§ **TASK**: Return each line from the entries below that contains the string "supply", treating uppercase and lowercase letters as different.

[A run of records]

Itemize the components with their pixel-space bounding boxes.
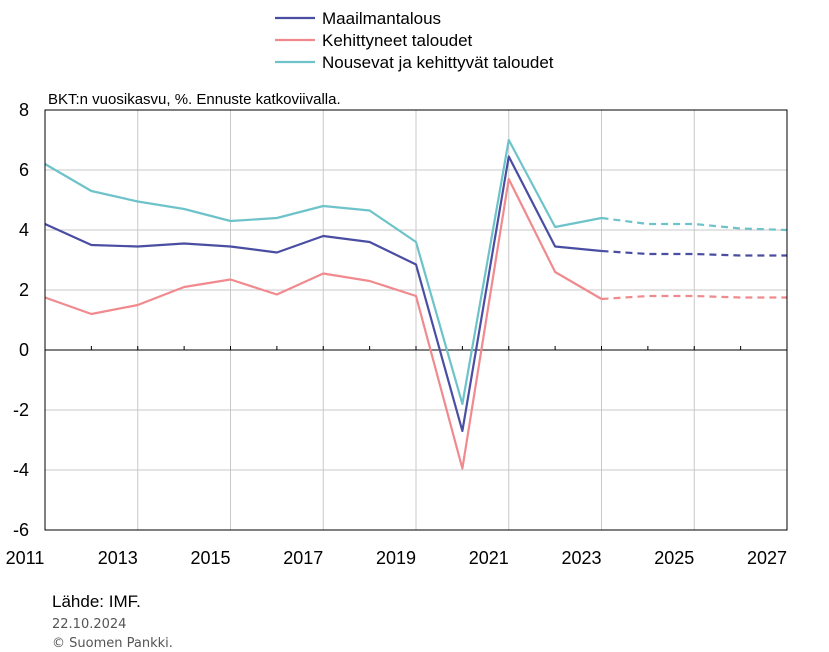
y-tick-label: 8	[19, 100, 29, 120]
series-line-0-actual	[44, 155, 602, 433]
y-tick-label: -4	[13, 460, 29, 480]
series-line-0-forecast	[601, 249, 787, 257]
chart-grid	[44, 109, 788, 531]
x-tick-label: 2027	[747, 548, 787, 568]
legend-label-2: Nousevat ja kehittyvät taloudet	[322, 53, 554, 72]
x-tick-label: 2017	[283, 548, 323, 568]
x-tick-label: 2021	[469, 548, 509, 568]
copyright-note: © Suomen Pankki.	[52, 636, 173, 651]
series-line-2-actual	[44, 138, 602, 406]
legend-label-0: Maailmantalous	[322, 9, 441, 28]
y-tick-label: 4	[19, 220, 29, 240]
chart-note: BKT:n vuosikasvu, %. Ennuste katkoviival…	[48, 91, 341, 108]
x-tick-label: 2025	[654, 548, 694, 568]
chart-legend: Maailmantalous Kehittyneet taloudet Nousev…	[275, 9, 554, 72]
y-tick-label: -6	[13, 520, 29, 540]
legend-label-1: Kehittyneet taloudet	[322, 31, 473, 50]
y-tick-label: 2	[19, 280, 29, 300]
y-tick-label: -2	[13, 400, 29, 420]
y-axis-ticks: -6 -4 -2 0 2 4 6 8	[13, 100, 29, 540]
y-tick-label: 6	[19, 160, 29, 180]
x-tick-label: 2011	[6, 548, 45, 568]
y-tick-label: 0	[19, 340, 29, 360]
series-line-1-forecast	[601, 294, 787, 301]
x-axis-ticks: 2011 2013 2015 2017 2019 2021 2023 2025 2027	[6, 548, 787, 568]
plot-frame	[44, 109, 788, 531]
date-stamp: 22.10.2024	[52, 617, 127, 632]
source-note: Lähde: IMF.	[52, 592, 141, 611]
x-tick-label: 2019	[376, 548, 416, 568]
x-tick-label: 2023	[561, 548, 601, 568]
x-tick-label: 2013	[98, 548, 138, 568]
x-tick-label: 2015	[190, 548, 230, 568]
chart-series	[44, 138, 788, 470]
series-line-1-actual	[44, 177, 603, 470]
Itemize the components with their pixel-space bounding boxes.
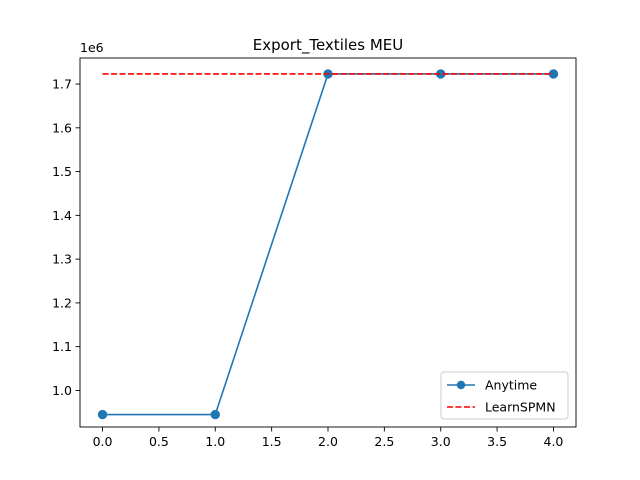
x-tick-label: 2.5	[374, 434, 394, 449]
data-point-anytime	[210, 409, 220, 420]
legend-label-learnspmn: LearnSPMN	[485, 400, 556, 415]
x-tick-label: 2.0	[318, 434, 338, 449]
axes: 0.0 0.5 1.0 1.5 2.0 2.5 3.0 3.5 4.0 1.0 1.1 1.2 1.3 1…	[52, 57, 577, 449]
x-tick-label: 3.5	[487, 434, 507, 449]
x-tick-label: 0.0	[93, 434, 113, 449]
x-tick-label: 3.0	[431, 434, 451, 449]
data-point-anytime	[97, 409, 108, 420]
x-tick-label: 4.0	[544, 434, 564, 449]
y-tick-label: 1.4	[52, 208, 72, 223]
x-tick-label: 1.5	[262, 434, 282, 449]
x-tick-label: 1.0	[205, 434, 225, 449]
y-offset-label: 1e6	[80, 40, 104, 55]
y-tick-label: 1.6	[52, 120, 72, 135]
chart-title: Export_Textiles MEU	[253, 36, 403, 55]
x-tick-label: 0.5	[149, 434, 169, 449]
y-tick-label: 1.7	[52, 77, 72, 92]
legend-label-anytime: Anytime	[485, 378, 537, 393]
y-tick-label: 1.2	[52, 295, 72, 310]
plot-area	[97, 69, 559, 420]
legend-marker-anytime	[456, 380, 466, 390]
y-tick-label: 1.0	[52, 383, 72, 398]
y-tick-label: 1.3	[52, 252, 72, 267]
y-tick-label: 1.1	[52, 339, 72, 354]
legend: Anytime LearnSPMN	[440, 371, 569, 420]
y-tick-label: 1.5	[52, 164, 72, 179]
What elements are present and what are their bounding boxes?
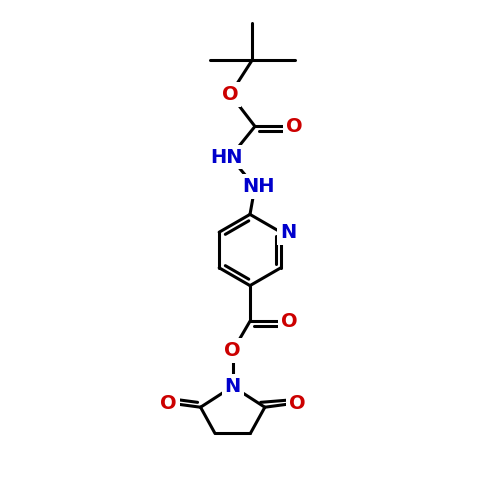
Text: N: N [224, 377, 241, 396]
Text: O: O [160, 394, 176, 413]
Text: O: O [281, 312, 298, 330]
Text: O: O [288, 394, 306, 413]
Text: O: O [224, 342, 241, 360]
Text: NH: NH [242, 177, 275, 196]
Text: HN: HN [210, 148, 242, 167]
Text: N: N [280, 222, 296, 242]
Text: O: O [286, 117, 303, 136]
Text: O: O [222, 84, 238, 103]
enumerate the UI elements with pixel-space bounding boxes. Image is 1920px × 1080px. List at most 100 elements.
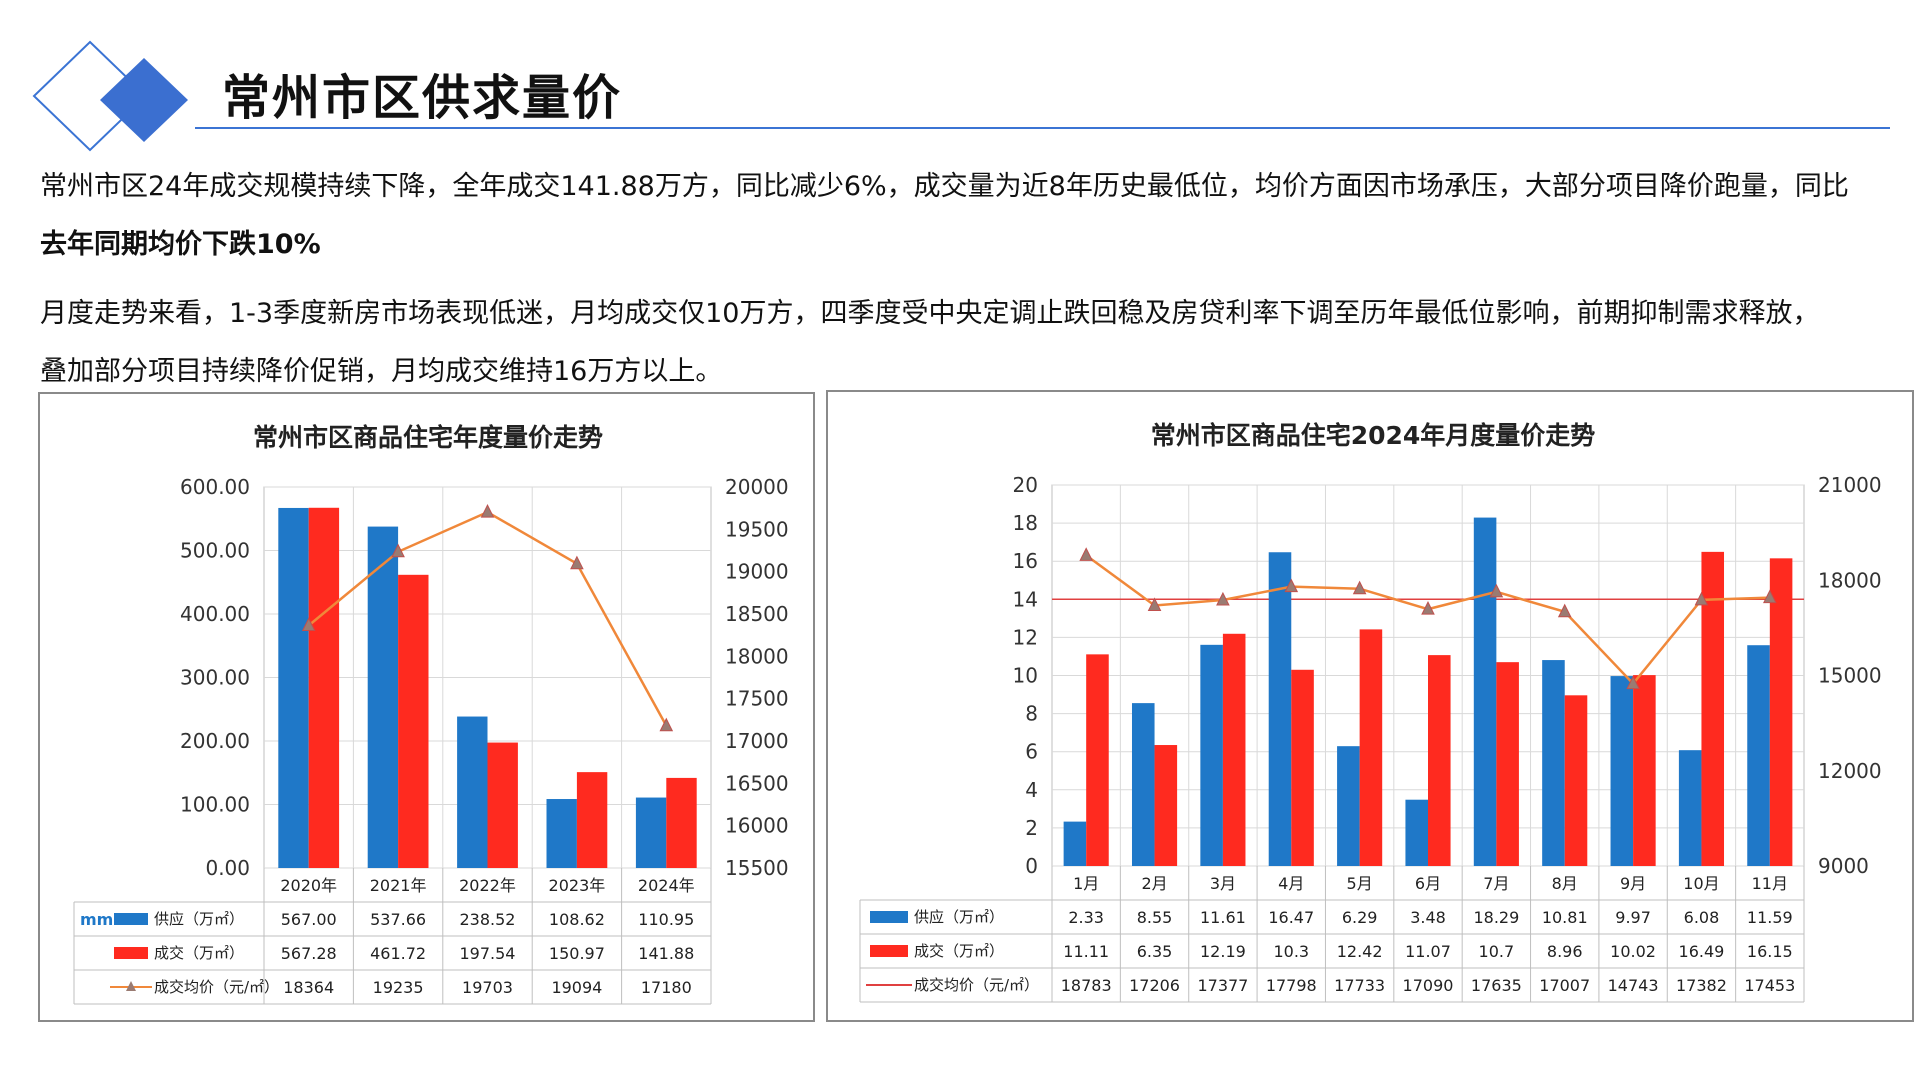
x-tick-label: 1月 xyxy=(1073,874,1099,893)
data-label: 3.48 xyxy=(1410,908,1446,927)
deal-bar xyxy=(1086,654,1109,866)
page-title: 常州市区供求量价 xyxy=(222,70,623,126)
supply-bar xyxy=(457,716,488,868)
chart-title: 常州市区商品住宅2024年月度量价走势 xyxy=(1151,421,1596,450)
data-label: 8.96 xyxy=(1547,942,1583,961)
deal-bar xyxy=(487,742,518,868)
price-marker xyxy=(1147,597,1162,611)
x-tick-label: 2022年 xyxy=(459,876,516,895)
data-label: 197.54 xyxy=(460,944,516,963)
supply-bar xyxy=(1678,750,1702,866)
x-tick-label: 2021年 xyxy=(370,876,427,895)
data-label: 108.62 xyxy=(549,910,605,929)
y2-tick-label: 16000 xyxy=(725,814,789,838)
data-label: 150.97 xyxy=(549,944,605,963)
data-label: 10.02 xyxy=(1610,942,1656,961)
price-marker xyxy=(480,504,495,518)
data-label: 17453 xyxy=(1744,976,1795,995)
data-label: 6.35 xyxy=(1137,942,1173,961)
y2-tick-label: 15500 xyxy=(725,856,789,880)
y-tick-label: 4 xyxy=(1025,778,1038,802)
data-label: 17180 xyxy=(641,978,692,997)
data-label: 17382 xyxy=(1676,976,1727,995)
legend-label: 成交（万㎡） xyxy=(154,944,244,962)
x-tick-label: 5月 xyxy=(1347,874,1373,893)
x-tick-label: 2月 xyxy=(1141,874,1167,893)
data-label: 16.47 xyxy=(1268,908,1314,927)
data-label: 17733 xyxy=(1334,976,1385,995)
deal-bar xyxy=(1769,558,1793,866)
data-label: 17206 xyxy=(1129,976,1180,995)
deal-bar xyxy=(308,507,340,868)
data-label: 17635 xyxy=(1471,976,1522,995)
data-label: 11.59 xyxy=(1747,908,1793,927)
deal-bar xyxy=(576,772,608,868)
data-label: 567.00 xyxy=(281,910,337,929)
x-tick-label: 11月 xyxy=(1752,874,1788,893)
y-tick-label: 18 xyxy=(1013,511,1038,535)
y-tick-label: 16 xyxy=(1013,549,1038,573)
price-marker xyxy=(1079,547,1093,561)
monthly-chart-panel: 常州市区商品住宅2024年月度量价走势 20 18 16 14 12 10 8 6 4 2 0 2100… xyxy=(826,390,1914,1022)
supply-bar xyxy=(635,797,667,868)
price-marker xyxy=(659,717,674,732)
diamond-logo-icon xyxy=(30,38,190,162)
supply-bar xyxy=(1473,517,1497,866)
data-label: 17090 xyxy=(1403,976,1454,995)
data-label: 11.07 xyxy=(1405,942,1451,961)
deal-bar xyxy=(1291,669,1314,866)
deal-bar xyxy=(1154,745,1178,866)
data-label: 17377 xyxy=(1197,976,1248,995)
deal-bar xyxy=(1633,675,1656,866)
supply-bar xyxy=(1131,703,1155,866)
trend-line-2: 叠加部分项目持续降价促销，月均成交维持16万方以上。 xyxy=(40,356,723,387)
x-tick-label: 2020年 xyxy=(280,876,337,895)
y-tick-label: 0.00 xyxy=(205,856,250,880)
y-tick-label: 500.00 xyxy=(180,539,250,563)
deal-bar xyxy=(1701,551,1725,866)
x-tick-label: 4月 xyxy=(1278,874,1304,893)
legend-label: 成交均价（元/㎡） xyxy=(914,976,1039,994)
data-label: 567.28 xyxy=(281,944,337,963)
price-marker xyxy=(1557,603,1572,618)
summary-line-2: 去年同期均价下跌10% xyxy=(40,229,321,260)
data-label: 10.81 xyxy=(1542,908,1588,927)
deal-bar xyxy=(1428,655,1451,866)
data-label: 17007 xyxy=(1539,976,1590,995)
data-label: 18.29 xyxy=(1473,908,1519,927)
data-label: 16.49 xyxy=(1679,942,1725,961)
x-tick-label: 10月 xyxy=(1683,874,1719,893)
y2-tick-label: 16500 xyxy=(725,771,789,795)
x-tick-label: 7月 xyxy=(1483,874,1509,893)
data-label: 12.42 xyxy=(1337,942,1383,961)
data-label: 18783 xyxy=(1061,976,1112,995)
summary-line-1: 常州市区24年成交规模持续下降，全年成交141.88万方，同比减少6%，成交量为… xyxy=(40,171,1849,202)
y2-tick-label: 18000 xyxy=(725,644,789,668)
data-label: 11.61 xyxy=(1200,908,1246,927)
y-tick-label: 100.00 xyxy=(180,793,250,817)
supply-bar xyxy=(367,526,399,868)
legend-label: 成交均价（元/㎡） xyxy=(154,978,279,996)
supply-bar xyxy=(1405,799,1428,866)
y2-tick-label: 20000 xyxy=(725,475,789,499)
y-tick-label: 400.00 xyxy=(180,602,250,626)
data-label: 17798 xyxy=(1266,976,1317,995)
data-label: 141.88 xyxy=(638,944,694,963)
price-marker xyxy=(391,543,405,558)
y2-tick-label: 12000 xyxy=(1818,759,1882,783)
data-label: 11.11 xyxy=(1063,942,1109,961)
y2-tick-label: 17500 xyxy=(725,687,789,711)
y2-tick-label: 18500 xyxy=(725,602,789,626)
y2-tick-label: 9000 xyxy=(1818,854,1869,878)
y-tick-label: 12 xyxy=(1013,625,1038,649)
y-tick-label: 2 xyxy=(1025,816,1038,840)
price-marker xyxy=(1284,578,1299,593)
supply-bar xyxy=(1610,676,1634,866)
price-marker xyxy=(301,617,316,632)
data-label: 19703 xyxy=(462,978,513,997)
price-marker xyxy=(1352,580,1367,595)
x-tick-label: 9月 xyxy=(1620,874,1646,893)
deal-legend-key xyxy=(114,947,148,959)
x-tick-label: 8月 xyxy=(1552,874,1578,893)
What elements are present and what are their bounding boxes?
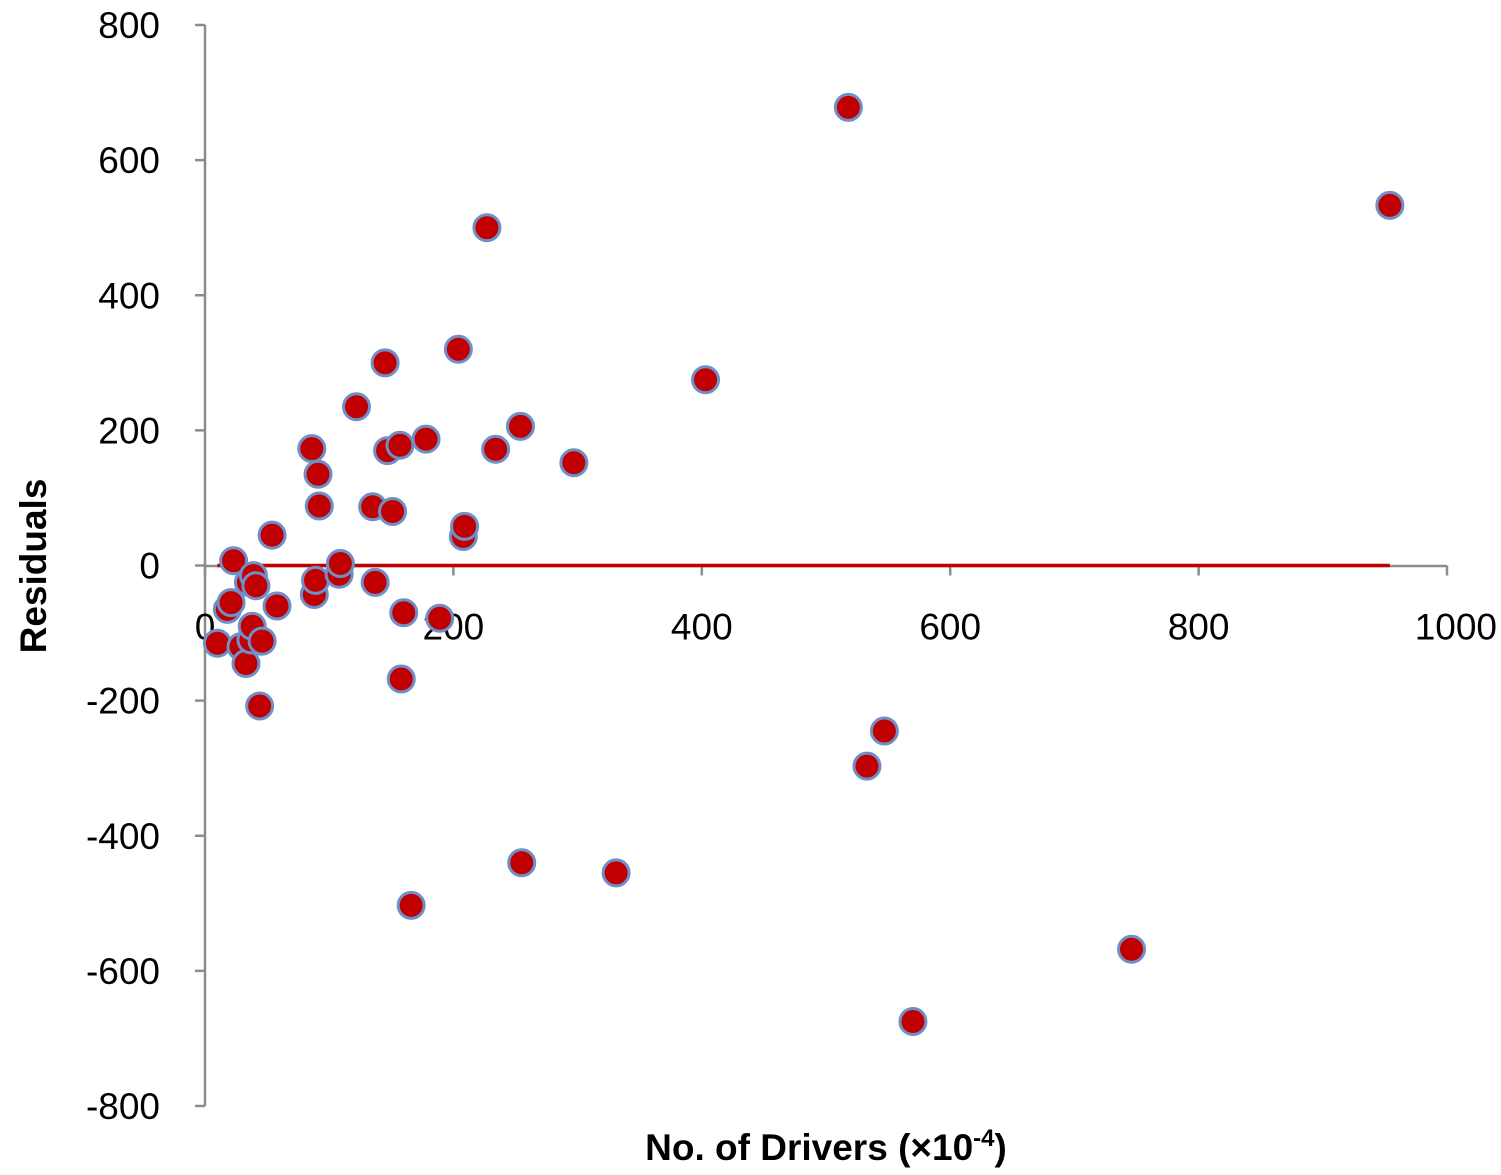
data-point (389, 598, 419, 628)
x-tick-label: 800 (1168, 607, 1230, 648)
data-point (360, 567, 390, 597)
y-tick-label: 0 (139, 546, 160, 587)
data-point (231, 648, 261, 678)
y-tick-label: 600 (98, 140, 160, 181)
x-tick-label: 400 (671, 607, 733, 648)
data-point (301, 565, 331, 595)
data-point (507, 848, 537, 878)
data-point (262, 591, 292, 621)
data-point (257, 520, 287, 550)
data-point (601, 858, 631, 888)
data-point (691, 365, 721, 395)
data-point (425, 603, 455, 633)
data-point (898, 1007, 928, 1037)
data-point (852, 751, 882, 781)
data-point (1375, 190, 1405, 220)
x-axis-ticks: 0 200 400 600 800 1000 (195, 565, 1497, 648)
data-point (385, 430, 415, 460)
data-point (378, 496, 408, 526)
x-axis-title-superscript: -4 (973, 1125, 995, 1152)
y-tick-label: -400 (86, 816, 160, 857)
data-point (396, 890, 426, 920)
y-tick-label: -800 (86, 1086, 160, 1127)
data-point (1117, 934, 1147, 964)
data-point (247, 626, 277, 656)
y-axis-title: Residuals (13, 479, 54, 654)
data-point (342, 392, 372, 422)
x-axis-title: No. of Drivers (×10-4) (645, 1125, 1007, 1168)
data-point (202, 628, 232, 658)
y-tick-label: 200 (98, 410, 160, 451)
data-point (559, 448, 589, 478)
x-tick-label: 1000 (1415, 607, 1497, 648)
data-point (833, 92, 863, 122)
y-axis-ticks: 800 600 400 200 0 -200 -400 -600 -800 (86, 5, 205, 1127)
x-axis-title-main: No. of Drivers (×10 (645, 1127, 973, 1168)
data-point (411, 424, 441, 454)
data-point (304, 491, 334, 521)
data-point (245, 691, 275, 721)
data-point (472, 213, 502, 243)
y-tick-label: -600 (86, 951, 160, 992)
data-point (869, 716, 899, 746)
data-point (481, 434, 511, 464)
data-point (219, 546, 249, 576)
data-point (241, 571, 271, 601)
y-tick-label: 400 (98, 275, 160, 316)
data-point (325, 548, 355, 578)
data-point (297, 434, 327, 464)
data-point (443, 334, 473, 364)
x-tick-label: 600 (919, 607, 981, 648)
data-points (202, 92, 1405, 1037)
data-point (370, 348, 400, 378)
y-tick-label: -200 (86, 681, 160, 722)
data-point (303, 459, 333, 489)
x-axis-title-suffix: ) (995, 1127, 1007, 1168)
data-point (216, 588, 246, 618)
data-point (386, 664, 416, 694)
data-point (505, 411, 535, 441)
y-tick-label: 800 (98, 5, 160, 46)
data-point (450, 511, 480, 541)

§ **ANSWER TO THE EXERCISE**:
supply-bar xyxy=(457,716,488,868)
supply-bar xyxy=(1678,750,1702,866)
supply-bar xyxy=(635,797,667,868)
supply-bar xyxy=(1473,517,1497,866)
supply-bar xyxy=(1131,703,1155,866)
supply-bar xyxy=(367,526,399,868)
supply-bar xyxy=(1405,799,1428,866)
supply-bar xyxy=(1610,676,1634,866)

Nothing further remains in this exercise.